STATED PROBLEM ->
Transcribe the full listing below exactly.
◇ ◇ ◇
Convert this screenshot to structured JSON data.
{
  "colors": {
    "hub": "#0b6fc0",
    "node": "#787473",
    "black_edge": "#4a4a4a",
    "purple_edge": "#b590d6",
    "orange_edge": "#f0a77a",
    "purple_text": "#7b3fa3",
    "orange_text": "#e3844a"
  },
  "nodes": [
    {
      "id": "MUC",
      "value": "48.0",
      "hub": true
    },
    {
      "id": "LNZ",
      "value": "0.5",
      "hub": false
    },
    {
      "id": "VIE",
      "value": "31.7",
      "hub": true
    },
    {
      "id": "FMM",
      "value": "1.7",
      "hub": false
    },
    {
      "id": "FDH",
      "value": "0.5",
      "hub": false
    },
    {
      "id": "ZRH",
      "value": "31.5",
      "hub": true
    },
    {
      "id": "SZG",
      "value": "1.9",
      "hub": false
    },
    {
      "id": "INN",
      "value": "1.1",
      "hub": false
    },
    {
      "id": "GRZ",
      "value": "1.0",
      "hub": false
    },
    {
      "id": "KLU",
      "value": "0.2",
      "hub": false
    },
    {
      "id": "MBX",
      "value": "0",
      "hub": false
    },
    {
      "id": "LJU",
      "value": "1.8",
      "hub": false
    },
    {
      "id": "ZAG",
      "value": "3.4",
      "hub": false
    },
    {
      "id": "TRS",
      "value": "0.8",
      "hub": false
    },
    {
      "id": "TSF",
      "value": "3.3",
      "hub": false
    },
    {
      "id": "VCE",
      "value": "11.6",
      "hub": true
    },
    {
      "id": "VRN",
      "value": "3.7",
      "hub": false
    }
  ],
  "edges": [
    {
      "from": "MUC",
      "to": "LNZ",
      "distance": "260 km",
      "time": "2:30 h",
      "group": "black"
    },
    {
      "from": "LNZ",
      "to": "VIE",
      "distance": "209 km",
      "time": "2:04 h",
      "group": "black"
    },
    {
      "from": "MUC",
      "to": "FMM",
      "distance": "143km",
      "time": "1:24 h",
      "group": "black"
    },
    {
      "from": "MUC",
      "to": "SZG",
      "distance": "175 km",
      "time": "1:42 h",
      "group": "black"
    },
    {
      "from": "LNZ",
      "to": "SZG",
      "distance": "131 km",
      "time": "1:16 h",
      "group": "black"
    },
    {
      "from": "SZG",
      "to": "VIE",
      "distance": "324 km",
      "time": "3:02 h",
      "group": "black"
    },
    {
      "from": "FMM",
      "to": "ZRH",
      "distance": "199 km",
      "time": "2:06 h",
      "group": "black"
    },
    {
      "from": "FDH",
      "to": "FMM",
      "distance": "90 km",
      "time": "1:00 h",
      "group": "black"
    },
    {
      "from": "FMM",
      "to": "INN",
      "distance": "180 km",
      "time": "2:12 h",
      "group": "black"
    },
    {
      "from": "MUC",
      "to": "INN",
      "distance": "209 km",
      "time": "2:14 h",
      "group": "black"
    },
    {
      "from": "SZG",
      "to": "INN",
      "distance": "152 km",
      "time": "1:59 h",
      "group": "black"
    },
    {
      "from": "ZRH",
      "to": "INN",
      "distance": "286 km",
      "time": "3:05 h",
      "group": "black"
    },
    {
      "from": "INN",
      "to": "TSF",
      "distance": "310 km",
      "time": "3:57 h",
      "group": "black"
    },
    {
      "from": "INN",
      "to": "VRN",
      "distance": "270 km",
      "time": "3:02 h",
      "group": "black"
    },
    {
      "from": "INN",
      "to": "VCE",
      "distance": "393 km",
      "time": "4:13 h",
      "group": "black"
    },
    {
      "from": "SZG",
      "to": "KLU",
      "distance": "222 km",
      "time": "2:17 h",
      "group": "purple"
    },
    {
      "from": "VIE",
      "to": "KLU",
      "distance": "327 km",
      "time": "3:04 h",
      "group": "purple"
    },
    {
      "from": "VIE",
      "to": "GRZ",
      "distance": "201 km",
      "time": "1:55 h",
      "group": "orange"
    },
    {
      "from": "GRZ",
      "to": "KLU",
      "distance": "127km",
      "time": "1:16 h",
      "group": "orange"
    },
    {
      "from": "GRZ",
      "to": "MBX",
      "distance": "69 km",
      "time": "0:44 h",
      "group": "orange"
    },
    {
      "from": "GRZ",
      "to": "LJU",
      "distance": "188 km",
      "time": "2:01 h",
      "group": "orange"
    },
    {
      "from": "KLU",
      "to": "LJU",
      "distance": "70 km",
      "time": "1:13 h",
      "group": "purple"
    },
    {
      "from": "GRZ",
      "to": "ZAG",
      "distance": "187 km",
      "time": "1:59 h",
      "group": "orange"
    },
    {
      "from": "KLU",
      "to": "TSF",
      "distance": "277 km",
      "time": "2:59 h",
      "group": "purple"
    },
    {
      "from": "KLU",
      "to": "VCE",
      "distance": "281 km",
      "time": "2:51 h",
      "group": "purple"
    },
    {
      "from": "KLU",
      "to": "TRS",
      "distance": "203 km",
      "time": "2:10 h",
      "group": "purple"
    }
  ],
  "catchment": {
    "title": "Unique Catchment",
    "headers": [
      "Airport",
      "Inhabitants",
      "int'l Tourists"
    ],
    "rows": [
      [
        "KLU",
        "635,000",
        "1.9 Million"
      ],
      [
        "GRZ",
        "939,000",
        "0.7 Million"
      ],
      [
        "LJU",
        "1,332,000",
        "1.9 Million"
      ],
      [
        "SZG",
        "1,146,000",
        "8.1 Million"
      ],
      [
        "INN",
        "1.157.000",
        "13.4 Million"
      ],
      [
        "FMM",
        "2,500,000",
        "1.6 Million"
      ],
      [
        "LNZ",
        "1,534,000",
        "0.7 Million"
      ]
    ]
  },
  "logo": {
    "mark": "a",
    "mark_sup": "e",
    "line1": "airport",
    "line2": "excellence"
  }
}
◇ ◇ ◇
RESULT FOR THIS TASK ->
Convert this screenshot to structured JSON data.
{
  "colors": {
    "hub": "#0b6fc0",
    "node": "#787473",
    "black_edge": "#4a4a4a",
    "purple_edge": "#b590d6",
    "orange_edge": "#f0a77a",
    "purple_text": "#7b3fa3",
    "orange_text": "#e3844a"
  },
  "nodes": [
    {
      "id": "MUC",
      "value": "48.0",
      "hub": true
    },
    {
      "id": "LNZ",
      "value": "0.5",
      "hub": false
    },
    {
      "id": "VIE",
      "value": "31.7",
      "hub": true
    },
    {
      "id": "FMM",
      "value": "1.7",
      "hub": false
    },
    {
      "id": "FDH",
      "value": "0.5",
      "hub": false
    },
    {
      "id": "ZRH",
      "value": "31.5",
      "hub": true
    },
    {
      "id": "SZG",
      "value": "1.9",
      "hub": false
    },
    {
      "id": "INN",
      "value": "1.1",
      "hub": false
    },
    {
      "id": "GRZ",
      "value": "1.0",
      "hub": false
    },
    {
      "id": "KLU",
      "value": "0.2",
      "hub": false
    },
    {
      "id": "MBX",
      "value": "0",
      "hub": false
    },
    {
      "id": "LJU",
      "value": "1.8",
      "hub": false
    },
    {
      "id": "ZAG",
      "value": "3.4",
      "hub": false
    },
    {
      "id": "TRS",
      "value": "0.8",
      "hub": false
    },
    {
      "id": "TSF",
      "value": "3.3",
      "hub": false
    },
    {
      "id": "VCE",
      "value": "11.6",
      "hub": true
    },
    {
      "id": "VRN",
      "value": "3.7",
      "hub": false
    }
  ],
  "edges": [
    {
      "from": "MUC",
      "to": "LNZ",
      "distance": "260 km",
      "time": "2:30 h",
      "group": "black"
    },
    {
      "from": "LNZ",
      "to": "VIE",
      "distance": "209 km",
      "time": "2:04 h",
      "group": "black"
    },
    {
      "from": "MUC",
      "to": "FMM",
      "distance": "143km",
      "time": "1:24 h",
      "group": "black"
    },
    {
      "from": "MUC",
      "to": "SZG",
      "distance": "175 km",
      "time": "1:42 h",
      "group": "black"
    },
    {
      "from": "LNZ",
      "to": "SZG",
      "distance": "131 km",
      "time": "1:16 h",
      "group": "black"
    },
    {
      "from": "SZG",
      "to": "VIE",
      "distance": "324 km",
      "time": "3:02 h",
      "group": "black"
    },
    {
      "from": "FMM",
      "to": "ZRH",
      "distance": "199 km",
      "time": "2:06 h",
      "group": "black"
    },
    {
      "from": "FDH",
      "to": "FMM",
      "distance": "90 km",
      "time": "1:00 h",
      "group": "black"
    },
    {
      "from": "FMM",
      "to": "INN",
      "distance": "180 km",
      "time": "2:12 h",
      "group": "black"
    },
    {
      "from": "MUC",
      "to": "INN",
      "distance": "209 km",
      "time": "2:14 h",
      "group": "black"
    },
    {
      "from": "SZG",
      "to": "INN",
      "distance": "152 km",
      "time": "1:59 h",
      "group": "black"
    },
    {
      "from": "ZRH",
      "to": "INN",
      "distance": "286 km",
      "time": "3:05 h",
      "group": "black"
    },
    {
      "from": "INN",
      "to": "TSF",
      "distance": "310 km",
      "time": "3:57 h",
      "group": "black"
    },
    {
      "from": "INN",
      "to": "VRN",
      "distance": "270 km",
      "time": "3:02 h",
      "group": "black"
    },
    {
      "from": "INN",
      "to": "VCE",
      "distance": "393 km",
      "time": "4:13 h",
      "group": "black"
    },
    {
      "from": "SZG",
      "to": "KLU",
      "distance": "222 km",
      "time": "2:17 h",
      "group": "purple"
    },
    {
      "from": "VIE",
      "to": "KLU",
      "distance": "327 km",
      "time": "3:04 h",
      "group": "purple"
    },
    {
      "from": "VIE",
      "to": "GRZ",
      "distance": "201 km",
      "time": "1:55 h",
      "group": "orange"
    },
    {
      "from": "GRZ",
      "to": "KLU",
      "distance": "127km",
      "time": "1:16 h",
      "group": "orange"
    },
    {
      "from": "GRZ",
      "to": "MBX",
      "distance": "69 km",
      "time": "0:44 h",
      "group": "orange"
    },
    {
      "from": "GRZ",
      "to": "LJU",
      "distance": "188 km",
      "time": "2:01 h",
      "group": "orange"
    },
    {
      "from": "KLU",
      "to": "LJU",
      "distance": "70 km",
      "time": "1:13 h",
      "group": "purple"
    },
    {
      "from": "GRZ",
      "to": "ZAG",
      "distance": "187 km",
      "time": "1:59 h",
      "group": "orange"
    },
    {
      "from": "KLU",
      "to": "TSF",
      "distance": "277 km",
      "time": "2:59 h",
      "group": "purple"
    },
    {
      "from": "KLU",
      "to": "VCE",
      "distance": "281 km",
      "time": "2:51 h",
      "group": "purple"
    },
    {
      "from": "KLU",
      "to": "TRS",
      "distance": "203 km",
      "time": "2:10 h",
      "group": "purple"
    }
  ],
  "catchment": {
    "title": "Unique Catchment",
    "headers": [
      "Airport",
      "Inhabitants",
      "int'l Tourists"
    ],
    "rows": [
      [
        "KLU",
        "635,000",
        "1.9 Million"
      ],
      [
        "GRZ",
        "939,000",
        "0.7 Million"
      ],
      [
        "LJU",
        "1,332,000",
        "1.9 Million"
      ],
      [
        "SZG",
        "1,146,000",
        "8.1 Million"
      ],
      [
        "INN",
        "1.157.000",
        "13.4 Million"
      ],
      [
        "FMM",
        "2,500,000",
        "1.6 Million"
      ],
      [
        "LNZ",
        "1,534,000",
        "0.7 Million"
      ]
    ]
  },
  "logo": {
    "mark": "a",
    "mark_sup": "e",
    "line1": "airport",
    "line2": "excellence"
  }
}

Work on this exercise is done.